[Available records start]

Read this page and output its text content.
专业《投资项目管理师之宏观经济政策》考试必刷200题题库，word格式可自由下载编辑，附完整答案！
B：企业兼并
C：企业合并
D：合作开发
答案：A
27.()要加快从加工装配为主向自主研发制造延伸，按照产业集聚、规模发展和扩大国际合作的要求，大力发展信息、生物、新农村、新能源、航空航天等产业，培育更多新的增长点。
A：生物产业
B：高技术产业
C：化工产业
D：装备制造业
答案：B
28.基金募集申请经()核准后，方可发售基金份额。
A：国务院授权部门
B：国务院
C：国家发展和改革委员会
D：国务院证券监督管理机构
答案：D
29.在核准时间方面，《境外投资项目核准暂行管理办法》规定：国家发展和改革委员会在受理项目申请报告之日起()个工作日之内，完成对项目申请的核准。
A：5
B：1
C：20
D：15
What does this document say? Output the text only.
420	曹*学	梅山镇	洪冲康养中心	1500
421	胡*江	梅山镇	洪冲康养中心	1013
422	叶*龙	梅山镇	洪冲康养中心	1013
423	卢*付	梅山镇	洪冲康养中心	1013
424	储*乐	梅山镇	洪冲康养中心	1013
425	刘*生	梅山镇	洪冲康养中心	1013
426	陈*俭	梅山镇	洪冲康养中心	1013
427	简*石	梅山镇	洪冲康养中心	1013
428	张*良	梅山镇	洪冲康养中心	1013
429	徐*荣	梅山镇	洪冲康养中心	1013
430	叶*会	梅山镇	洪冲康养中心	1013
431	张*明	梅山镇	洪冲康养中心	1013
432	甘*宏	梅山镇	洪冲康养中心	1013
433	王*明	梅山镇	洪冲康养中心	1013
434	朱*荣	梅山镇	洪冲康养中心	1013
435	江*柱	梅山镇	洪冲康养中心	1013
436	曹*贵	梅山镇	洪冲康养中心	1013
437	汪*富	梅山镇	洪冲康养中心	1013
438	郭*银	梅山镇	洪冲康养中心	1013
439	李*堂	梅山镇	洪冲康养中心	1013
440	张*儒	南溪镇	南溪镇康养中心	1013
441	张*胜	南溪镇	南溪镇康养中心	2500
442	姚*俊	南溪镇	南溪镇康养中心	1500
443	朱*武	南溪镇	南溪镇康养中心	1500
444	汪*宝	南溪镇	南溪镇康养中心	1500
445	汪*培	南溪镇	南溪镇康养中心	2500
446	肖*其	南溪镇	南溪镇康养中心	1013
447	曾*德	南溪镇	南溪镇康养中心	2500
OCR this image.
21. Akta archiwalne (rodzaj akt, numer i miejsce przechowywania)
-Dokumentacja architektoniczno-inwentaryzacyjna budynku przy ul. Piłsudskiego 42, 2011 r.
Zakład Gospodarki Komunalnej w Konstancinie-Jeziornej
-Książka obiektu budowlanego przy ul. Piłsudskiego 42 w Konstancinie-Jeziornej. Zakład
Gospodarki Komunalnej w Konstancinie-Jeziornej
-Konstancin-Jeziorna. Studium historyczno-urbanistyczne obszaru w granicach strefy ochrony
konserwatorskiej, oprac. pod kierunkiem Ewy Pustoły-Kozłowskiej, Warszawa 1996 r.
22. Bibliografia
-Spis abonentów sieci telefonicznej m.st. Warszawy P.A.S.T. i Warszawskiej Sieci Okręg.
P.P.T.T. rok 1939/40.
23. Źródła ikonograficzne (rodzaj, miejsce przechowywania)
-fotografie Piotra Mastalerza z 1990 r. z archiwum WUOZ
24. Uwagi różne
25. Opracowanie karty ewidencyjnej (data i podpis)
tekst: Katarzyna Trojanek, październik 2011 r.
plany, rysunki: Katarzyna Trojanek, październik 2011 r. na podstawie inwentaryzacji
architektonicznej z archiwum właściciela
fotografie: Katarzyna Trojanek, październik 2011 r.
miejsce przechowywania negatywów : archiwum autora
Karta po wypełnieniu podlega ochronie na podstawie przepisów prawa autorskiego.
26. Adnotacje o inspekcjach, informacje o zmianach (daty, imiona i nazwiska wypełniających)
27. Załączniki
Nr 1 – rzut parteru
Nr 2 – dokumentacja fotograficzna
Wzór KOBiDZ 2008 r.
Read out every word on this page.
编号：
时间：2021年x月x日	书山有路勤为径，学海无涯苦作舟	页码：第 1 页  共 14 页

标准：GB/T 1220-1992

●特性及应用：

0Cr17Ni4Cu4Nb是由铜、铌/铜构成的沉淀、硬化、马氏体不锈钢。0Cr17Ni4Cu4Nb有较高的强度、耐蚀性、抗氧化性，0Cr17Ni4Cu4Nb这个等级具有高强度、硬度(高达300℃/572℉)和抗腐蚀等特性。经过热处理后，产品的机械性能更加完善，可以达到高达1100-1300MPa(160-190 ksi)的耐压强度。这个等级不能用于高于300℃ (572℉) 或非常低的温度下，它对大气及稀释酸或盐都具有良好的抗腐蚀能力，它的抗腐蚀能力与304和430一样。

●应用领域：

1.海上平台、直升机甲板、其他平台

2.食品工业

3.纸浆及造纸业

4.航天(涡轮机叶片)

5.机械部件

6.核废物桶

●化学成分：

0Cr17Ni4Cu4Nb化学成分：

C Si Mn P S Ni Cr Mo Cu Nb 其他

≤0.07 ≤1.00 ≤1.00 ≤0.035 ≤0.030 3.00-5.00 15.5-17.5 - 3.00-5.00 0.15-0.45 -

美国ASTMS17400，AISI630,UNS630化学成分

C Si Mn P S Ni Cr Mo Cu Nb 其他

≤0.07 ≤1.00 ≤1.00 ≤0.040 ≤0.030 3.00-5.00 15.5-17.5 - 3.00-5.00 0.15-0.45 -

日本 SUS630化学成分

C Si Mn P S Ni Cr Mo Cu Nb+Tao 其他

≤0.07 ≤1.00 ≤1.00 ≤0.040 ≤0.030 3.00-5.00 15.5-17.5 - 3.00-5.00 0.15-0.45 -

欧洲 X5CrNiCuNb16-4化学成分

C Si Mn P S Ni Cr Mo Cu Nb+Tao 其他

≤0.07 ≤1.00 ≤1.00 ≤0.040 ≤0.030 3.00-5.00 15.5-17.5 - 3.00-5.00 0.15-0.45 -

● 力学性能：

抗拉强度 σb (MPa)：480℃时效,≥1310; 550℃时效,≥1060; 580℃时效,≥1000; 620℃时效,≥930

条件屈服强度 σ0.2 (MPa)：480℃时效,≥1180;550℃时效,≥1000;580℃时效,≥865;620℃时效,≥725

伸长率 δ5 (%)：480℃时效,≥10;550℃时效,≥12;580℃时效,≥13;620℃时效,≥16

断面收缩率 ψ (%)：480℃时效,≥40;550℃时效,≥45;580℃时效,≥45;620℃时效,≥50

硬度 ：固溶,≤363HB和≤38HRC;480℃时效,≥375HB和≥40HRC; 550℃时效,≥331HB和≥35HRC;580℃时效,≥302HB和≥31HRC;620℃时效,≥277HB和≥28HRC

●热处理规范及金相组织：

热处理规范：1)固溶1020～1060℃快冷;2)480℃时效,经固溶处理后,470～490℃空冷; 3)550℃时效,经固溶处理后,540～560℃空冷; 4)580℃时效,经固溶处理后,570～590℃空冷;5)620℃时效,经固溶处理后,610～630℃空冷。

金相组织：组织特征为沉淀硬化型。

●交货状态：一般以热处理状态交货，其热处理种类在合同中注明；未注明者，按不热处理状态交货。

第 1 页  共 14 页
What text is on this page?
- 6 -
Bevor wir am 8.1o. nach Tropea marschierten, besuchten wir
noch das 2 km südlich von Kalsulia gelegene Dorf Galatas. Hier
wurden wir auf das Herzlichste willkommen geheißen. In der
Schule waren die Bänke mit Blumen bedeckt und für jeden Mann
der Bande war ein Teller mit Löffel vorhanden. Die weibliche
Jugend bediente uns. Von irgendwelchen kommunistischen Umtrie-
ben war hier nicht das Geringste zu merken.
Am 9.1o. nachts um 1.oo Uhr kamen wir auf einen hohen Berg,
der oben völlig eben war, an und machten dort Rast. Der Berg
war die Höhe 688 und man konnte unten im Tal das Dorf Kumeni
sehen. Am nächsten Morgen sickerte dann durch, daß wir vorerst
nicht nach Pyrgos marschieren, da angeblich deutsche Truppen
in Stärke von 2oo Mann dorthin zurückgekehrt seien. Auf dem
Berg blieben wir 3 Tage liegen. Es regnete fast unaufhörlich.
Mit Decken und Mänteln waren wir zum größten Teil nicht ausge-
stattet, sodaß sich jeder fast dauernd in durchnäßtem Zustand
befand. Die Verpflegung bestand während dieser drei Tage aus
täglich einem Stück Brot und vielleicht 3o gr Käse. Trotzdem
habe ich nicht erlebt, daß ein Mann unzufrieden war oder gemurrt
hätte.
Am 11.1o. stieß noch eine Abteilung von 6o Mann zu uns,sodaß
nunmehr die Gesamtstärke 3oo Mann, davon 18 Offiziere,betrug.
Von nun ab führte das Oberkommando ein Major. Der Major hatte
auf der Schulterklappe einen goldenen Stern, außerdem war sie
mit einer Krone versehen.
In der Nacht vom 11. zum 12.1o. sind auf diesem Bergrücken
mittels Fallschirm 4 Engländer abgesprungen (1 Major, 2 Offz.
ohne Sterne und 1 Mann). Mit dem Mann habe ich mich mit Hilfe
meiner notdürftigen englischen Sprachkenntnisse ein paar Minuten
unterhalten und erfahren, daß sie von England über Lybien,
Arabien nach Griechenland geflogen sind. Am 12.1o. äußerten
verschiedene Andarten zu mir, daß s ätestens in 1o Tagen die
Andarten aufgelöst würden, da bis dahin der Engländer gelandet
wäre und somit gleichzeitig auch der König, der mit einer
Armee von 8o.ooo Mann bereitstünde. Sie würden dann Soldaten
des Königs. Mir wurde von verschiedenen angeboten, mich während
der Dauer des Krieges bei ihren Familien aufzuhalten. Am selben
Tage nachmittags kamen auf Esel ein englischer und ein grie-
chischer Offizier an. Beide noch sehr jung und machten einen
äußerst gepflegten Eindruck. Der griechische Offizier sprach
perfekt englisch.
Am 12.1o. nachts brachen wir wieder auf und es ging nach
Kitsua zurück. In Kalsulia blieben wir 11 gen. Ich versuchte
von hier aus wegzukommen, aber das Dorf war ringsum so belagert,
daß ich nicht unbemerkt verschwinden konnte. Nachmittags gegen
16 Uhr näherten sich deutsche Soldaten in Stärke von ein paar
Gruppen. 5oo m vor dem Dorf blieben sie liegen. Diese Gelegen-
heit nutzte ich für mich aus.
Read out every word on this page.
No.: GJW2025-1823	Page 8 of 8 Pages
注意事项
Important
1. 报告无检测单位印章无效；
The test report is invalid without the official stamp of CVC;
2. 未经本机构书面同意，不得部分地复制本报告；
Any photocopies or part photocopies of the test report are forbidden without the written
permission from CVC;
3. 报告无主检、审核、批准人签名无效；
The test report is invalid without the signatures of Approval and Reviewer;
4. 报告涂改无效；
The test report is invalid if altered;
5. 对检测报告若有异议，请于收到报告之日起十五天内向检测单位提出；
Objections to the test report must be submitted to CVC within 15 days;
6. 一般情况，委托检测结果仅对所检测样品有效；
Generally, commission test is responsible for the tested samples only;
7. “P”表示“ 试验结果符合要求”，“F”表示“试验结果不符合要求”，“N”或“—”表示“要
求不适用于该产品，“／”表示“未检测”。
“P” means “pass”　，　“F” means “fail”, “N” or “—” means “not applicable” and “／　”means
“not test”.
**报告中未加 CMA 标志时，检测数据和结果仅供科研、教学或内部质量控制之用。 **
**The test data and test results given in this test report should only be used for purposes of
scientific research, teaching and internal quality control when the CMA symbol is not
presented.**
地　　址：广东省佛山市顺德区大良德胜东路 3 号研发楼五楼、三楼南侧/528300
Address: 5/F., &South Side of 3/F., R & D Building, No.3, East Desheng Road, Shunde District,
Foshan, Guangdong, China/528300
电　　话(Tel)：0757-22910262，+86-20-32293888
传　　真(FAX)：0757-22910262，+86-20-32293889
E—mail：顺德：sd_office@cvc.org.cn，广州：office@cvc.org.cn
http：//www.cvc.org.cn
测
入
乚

[Available records end]

Given instruction> Using the records above, list each line that includes "Komunalnej".

Exercise solution>
Zakład Gospodarki Komunalnej w Konstancinie-Jeziornej
Gospodarki Komunalnej w Konstancinie-Jeziornej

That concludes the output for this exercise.